> **Written request**:
Filter the lines below, copying only those with the string "электросети".

Stored items
▬▬▬▬▬▬

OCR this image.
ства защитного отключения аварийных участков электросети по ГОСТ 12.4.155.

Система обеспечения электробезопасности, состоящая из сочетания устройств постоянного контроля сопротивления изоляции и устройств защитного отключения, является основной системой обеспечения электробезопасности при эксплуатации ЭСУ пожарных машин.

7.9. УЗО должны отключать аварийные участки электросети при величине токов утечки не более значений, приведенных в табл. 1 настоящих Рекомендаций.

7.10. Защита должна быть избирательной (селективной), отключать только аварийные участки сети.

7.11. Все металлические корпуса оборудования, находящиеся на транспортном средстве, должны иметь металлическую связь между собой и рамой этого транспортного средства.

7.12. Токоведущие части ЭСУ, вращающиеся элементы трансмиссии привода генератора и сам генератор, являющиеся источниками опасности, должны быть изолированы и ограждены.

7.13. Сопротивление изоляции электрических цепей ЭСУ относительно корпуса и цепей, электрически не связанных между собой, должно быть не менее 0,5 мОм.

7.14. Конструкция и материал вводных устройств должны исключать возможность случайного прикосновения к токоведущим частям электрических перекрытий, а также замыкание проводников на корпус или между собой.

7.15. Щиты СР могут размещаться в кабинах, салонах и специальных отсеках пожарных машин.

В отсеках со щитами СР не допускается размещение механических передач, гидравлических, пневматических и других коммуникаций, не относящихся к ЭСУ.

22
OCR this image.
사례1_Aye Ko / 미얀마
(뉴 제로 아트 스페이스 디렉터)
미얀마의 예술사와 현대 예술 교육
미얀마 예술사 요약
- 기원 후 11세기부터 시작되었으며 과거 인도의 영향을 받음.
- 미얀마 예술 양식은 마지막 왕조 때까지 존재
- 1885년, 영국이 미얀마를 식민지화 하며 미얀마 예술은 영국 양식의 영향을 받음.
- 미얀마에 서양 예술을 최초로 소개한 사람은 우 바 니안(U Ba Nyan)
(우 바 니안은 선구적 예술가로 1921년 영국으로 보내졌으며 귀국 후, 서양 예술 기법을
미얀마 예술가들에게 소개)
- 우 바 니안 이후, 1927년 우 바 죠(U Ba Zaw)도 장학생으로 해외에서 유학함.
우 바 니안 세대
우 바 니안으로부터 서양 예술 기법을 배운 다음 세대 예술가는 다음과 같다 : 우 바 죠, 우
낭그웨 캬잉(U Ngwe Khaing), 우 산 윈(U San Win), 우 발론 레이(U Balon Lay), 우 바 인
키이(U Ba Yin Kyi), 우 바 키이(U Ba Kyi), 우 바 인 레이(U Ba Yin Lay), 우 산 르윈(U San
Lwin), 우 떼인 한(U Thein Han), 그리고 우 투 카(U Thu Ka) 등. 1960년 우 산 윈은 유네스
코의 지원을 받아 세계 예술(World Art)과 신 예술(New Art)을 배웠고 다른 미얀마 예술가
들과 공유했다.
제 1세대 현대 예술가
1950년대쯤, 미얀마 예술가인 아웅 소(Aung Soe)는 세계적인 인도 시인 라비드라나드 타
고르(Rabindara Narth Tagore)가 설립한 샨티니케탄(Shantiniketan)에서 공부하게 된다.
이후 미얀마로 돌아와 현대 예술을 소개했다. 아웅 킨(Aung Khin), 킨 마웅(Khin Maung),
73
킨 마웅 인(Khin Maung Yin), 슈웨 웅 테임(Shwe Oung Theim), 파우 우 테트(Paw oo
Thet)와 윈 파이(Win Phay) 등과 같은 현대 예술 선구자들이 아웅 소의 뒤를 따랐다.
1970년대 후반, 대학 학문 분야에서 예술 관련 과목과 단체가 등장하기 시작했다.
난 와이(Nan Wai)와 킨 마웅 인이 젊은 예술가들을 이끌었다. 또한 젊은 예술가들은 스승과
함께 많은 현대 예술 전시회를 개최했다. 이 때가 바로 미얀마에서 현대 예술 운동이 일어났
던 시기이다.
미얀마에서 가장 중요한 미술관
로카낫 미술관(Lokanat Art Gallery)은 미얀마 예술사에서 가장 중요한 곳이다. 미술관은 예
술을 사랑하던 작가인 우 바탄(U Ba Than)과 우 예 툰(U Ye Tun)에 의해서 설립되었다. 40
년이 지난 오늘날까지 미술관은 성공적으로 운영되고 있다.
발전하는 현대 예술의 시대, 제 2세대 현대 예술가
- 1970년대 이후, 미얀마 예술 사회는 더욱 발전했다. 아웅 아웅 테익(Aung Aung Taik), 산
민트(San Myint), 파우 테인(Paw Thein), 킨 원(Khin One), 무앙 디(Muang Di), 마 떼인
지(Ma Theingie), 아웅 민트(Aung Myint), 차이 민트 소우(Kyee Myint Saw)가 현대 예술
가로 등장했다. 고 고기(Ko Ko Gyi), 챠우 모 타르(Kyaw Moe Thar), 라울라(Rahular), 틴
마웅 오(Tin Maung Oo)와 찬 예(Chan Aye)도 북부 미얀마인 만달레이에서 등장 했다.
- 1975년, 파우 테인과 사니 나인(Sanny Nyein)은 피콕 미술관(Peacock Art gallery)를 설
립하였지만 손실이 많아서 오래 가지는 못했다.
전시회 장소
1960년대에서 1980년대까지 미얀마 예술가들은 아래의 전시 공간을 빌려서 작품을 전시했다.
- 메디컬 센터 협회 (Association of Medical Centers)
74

▬▬▬▬▬▬

> **Solution to this problem**:
ства защитного отключения аварийных участков электросети по ГОСТ 12.4.155.
7.9. УЗО должны отключать аварийные участки электросети при величине токов утечки не более значений, приведенных в табл. 1 настоящих Рекомендаций.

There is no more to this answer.